[Start]

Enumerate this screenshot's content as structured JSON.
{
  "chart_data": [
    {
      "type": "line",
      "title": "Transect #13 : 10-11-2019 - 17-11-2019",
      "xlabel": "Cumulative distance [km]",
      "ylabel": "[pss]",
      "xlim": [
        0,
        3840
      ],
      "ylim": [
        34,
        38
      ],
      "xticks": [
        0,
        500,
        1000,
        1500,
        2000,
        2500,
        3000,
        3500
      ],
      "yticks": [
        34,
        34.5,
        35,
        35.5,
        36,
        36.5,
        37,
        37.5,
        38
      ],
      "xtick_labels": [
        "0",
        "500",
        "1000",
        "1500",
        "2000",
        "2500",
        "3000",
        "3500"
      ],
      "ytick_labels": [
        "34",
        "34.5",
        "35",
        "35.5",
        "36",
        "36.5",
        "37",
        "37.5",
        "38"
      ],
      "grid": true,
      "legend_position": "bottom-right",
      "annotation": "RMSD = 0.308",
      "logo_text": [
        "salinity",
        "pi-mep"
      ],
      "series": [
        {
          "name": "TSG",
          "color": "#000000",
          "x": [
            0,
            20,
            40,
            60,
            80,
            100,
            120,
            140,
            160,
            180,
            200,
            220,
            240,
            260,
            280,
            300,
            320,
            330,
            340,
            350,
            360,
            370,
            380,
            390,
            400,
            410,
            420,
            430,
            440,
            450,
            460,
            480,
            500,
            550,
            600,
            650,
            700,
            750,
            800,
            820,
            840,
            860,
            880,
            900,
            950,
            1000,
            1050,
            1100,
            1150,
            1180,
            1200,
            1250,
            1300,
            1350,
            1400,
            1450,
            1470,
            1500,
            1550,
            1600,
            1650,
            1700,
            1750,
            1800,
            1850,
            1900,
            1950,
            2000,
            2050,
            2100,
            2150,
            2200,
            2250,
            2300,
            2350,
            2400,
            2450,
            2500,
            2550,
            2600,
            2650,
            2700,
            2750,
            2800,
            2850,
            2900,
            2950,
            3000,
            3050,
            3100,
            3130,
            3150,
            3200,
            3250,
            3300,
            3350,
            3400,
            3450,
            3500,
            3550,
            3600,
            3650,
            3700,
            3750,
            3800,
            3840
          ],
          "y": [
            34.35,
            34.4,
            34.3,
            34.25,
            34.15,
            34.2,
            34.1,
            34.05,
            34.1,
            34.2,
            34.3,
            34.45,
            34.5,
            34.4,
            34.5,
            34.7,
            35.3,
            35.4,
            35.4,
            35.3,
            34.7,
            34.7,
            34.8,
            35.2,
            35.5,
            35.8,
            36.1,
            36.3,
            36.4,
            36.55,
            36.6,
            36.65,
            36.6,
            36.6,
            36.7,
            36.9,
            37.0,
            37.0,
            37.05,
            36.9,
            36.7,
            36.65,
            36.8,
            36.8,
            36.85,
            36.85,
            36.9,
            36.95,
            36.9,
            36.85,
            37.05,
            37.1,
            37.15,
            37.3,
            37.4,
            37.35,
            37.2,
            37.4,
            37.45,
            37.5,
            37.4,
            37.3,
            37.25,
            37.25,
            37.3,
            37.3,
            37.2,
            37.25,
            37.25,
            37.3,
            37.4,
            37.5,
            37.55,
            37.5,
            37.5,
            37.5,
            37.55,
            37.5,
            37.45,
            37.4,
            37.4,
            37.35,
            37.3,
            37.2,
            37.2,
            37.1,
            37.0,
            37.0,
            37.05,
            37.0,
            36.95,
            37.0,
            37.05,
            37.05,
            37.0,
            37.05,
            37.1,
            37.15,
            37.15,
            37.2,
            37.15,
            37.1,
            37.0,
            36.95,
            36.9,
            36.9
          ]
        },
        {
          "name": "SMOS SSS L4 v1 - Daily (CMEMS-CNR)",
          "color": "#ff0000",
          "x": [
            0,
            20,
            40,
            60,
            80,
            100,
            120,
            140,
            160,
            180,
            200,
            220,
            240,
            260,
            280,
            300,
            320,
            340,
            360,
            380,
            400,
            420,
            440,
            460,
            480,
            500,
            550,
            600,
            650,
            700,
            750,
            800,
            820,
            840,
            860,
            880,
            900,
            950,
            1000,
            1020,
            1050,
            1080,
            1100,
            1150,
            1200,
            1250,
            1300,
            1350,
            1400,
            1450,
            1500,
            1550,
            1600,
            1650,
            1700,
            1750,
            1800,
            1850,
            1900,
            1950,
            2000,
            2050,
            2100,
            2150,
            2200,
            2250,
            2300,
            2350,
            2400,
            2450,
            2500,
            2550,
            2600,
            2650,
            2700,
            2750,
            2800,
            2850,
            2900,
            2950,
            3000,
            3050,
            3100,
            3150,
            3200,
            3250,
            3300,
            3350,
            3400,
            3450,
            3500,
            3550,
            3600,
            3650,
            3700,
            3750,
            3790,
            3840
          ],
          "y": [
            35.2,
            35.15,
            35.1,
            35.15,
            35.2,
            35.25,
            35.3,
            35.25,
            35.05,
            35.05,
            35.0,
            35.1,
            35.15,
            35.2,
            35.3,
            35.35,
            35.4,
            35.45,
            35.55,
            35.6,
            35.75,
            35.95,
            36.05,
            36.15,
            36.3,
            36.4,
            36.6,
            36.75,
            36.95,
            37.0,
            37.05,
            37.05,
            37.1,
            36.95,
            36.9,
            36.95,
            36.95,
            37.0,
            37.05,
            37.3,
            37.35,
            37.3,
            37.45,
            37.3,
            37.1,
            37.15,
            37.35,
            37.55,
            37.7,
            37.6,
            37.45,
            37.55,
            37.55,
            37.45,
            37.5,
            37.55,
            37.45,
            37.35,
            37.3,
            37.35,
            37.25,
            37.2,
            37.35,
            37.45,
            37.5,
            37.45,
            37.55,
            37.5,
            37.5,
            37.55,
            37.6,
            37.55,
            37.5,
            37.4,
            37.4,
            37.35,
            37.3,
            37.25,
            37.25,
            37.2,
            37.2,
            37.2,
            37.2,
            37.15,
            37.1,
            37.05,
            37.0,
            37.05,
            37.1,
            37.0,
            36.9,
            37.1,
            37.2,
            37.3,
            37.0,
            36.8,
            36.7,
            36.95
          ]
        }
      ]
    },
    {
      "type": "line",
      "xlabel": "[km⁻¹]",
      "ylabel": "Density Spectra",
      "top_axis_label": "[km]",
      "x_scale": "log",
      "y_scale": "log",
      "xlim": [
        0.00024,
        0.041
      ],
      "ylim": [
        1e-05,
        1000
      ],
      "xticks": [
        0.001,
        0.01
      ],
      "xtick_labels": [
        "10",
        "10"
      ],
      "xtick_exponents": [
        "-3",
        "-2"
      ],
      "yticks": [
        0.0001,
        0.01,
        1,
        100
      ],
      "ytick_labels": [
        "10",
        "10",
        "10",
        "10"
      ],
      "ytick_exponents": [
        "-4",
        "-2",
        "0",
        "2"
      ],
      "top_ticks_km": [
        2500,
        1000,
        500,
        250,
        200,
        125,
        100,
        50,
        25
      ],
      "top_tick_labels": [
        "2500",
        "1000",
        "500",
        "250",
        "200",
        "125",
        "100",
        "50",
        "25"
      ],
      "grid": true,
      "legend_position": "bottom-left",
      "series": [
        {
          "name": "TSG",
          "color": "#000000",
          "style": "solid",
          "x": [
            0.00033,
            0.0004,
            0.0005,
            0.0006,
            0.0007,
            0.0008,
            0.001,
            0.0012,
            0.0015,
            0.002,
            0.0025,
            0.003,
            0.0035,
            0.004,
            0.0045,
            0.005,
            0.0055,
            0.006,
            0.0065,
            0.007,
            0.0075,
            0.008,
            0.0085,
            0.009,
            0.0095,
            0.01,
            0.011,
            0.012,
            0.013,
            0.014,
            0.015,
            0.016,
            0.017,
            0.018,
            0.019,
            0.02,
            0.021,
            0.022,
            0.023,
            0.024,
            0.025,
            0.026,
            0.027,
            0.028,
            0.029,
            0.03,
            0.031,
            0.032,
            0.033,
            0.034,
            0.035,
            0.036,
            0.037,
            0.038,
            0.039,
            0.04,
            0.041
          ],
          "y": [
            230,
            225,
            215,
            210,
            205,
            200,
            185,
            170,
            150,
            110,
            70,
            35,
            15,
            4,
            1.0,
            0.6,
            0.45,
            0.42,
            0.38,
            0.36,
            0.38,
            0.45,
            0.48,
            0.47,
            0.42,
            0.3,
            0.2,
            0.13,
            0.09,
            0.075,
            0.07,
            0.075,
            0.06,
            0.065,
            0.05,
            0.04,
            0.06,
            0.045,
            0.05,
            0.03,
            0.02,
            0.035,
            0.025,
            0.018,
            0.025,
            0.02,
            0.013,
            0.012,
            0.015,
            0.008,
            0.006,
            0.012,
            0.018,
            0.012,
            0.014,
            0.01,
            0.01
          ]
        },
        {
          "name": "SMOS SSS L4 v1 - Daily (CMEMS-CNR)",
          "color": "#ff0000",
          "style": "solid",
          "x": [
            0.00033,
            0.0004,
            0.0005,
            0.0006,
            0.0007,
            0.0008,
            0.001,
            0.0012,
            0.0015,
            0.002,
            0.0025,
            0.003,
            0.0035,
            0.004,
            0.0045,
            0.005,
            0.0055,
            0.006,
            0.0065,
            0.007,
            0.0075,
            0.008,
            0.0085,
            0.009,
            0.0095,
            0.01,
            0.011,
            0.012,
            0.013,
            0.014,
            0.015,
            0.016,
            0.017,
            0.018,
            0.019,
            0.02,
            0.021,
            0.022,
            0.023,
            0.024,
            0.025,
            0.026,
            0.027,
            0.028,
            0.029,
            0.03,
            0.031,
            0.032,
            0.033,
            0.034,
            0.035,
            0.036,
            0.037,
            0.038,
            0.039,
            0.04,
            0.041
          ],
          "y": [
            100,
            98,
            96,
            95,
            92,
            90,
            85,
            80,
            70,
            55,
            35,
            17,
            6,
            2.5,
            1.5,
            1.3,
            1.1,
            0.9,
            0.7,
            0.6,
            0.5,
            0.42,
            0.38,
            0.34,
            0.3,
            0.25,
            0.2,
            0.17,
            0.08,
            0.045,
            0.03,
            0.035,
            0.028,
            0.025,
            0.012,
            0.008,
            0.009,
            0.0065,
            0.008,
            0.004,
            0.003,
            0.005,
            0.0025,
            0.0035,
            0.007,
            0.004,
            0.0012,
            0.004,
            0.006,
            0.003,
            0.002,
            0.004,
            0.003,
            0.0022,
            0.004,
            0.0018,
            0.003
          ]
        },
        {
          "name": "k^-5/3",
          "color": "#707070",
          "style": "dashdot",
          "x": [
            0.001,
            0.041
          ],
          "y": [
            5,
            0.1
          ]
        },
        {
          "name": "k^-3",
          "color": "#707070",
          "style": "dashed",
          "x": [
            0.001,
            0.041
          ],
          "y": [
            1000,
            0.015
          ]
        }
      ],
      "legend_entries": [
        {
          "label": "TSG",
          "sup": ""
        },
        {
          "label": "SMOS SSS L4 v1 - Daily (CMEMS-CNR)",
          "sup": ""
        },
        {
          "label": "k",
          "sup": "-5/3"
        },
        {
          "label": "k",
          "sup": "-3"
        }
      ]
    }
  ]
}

[End]

Written problem — Examine the listing and say how many of its lines contain the string "xlabel". Give the number alone.

Response — 2